■ Extracted data
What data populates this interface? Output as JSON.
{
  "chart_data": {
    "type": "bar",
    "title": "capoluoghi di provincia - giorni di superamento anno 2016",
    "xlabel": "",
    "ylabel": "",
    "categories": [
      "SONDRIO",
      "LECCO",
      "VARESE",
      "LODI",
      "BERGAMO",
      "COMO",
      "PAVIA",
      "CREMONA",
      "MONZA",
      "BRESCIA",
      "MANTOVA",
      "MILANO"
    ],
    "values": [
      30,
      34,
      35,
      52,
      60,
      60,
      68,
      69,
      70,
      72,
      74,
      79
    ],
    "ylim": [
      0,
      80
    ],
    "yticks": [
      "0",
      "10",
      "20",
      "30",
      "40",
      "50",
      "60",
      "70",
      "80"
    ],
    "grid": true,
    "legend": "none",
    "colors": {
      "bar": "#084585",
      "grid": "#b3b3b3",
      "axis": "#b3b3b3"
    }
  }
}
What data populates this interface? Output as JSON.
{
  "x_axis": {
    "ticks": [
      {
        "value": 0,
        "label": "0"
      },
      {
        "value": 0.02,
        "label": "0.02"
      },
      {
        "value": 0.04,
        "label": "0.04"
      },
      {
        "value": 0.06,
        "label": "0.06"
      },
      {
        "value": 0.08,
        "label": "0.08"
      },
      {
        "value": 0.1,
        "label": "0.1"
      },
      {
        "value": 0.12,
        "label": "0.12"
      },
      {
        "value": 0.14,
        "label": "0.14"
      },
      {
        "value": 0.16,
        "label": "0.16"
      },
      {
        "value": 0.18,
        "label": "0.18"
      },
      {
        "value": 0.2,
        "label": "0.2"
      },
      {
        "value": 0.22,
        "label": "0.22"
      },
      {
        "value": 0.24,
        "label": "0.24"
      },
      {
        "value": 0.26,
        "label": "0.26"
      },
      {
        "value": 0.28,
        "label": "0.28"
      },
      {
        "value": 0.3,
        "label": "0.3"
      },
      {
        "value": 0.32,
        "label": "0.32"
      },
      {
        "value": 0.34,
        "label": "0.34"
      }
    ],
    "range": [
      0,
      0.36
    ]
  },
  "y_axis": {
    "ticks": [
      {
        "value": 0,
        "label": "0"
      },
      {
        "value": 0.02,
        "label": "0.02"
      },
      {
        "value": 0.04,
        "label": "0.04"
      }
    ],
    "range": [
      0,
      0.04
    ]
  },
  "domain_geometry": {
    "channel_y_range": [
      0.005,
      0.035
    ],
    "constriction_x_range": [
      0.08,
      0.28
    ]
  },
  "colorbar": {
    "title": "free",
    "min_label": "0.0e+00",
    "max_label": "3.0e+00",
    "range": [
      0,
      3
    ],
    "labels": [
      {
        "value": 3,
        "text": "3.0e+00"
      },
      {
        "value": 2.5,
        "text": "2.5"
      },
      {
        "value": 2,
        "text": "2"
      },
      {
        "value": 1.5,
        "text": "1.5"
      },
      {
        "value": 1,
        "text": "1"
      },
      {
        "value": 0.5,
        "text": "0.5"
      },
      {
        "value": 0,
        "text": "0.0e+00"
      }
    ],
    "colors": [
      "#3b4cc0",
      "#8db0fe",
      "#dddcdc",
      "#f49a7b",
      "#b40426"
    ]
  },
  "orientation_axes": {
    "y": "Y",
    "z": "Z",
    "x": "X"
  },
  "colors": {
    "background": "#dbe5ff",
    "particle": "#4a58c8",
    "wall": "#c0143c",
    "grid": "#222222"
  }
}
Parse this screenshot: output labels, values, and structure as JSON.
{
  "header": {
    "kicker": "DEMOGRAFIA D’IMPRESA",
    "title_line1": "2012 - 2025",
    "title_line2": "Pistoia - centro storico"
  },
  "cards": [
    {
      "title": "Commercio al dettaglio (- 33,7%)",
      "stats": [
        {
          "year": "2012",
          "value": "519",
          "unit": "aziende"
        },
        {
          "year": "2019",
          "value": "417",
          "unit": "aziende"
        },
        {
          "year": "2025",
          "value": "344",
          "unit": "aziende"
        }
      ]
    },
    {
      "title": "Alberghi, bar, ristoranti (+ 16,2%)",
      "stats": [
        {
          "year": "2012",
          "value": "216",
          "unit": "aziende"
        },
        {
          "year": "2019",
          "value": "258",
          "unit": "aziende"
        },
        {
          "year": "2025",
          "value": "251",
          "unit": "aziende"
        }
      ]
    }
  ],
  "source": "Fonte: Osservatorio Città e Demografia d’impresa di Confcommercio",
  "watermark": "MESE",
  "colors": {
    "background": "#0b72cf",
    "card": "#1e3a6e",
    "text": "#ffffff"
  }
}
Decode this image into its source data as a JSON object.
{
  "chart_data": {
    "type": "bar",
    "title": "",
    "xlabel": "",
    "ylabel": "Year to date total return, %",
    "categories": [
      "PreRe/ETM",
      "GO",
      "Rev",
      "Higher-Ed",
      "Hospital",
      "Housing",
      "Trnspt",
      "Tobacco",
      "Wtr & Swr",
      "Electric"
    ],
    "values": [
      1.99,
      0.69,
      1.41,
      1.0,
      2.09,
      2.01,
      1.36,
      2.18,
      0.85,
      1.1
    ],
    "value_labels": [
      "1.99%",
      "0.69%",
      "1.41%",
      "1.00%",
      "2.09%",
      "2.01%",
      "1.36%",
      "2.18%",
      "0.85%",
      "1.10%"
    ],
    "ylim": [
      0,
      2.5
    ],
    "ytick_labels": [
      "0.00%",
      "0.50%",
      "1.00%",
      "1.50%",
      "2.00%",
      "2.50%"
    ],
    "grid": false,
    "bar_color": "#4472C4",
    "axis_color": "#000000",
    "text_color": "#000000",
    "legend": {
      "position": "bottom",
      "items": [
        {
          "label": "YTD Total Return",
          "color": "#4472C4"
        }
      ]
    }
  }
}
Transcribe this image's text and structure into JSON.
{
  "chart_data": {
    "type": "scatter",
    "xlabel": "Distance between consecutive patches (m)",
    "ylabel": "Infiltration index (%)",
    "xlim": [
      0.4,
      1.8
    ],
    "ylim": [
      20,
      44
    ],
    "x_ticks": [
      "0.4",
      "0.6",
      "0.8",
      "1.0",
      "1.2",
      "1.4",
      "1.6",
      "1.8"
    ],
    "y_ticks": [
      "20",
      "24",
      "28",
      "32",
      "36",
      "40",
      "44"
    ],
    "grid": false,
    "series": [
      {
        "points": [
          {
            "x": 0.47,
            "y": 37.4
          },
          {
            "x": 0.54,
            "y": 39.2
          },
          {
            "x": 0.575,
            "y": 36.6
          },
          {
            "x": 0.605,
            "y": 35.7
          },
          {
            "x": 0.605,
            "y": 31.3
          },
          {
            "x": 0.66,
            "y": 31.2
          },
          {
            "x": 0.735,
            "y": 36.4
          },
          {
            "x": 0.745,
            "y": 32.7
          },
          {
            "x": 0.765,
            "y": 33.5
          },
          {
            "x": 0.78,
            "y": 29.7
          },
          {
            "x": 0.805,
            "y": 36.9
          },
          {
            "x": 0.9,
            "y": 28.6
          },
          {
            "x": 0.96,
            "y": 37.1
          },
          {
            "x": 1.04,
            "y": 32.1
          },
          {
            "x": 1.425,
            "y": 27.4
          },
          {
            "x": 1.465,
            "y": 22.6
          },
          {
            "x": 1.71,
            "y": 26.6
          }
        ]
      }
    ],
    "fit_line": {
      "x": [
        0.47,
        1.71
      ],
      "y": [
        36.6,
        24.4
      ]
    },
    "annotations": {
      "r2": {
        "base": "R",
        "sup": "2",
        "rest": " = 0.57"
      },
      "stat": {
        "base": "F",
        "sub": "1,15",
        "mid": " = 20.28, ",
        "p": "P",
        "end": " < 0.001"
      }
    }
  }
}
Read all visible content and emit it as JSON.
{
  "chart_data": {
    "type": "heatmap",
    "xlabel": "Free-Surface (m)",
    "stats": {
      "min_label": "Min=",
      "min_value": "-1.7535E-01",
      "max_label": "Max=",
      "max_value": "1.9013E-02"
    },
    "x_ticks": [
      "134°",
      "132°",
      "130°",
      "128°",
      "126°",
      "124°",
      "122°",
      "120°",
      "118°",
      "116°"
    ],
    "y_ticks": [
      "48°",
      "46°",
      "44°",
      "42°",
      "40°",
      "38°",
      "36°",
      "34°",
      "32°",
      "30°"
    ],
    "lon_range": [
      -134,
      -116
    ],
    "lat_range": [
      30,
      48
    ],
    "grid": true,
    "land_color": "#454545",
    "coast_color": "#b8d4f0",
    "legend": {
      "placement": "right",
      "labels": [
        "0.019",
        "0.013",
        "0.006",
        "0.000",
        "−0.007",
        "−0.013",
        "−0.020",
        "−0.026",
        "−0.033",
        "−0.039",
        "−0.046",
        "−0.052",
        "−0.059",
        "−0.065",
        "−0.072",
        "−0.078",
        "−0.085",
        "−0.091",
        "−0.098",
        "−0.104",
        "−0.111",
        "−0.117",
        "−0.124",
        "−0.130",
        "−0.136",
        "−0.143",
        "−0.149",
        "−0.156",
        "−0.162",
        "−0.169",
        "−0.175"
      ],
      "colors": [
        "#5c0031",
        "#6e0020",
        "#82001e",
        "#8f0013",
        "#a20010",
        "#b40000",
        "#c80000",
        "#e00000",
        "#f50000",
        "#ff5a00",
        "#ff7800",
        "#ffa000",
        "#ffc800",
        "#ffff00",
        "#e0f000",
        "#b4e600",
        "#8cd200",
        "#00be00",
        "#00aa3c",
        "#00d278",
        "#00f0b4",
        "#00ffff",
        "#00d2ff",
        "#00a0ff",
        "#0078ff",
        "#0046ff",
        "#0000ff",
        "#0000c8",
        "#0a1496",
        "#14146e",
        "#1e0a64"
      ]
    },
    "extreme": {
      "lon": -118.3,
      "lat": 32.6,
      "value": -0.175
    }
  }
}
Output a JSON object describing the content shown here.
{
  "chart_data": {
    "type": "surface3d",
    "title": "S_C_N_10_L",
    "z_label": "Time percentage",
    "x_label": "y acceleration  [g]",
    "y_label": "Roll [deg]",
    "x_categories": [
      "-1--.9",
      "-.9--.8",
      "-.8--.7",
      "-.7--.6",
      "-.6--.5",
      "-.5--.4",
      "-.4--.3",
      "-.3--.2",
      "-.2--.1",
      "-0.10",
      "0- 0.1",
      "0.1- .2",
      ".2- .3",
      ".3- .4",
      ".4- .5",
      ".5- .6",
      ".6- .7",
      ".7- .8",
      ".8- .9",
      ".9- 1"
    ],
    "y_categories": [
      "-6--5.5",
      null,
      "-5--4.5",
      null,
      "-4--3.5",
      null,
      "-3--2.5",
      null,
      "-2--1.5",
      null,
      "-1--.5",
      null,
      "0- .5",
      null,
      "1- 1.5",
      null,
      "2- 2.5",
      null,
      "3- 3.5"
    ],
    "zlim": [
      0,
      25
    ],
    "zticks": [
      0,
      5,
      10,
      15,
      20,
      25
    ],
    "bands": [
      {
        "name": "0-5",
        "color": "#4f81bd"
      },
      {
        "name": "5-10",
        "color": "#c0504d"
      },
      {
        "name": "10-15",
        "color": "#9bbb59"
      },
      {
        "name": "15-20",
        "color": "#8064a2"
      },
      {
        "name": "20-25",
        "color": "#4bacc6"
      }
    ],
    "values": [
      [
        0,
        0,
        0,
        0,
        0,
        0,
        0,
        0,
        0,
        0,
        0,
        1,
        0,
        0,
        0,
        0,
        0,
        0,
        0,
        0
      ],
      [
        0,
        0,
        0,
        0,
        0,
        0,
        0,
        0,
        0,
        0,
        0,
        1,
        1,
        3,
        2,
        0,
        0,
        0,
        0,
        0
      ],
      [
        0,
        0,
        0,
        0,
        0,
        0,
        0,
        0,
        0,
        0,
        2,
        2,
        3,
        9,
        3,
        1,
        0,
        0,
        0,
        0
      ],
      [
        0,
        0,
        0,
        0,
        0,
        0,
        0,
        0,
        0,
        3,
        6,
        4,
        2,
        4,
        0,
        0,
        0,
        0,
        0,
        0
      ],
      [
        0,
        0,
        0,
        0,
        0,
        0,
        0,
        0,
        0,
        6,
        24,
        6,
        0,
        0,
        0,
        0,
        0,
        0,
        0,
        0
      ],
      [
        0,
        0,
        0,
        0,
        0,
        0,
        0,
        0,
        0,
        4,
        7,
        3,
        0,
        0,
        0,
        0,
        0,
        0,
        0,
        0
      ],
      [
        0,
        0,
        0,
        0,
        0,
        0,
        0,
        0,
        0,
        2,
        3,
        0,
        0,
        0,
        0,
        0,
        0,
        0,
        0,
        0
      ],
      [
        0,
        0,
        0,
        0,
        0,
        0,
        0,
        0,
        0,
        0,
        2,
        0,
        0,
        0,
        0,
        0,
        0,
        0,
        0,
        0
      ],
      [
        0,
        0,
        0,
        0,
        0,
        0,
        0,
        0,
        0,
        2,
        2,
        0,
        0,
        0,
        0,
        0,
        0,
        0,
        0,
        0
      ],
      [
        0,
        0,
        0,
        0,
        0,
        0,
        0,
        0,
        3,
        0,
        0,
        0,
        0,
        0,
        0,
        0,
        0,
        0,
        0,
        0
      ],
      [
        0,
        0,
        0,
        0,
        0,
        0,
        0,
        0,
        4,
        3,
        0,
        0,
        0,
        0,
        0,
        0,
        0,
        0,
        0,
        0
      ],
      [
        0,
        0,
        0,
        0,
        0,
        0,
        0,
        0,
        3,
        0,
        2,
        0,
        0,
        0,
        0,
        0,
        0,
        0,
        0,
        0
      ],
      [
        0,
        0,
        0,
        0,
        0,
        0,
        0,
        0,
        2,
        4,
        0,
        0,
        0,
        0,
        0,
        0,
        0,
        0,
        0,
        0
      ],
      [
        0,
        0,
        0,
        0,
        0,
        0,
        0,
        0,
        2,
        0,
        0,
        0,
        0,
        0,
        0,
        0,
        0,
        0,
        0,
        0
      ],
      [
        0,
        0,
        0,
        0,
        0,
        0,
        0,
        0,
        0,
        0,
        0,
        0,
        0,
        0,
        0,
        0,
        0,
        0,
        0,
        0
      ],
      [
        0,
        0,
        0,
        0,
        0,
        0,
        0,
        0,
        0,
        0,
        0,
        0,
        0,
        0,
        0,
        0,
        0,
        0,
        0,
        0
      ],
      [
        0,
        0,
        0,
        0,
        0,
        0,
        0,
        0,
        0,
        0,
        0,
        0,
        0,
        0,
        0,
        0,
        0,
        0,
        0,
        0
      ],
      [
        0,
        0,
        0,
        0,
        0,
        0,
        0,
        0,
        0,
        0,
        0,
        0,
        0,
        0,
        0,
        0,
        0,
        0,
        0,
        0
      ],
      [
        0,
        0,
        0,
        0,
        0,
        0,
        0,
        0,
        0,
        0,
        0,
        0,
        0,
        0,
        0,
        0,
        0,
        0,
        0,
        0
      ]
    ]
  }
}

■ What to produce
Go through the records above and copy every line with the word "background".

■ Reply to the exercise
    "background": "#dbe5ff",
    "background": "#0b72cf",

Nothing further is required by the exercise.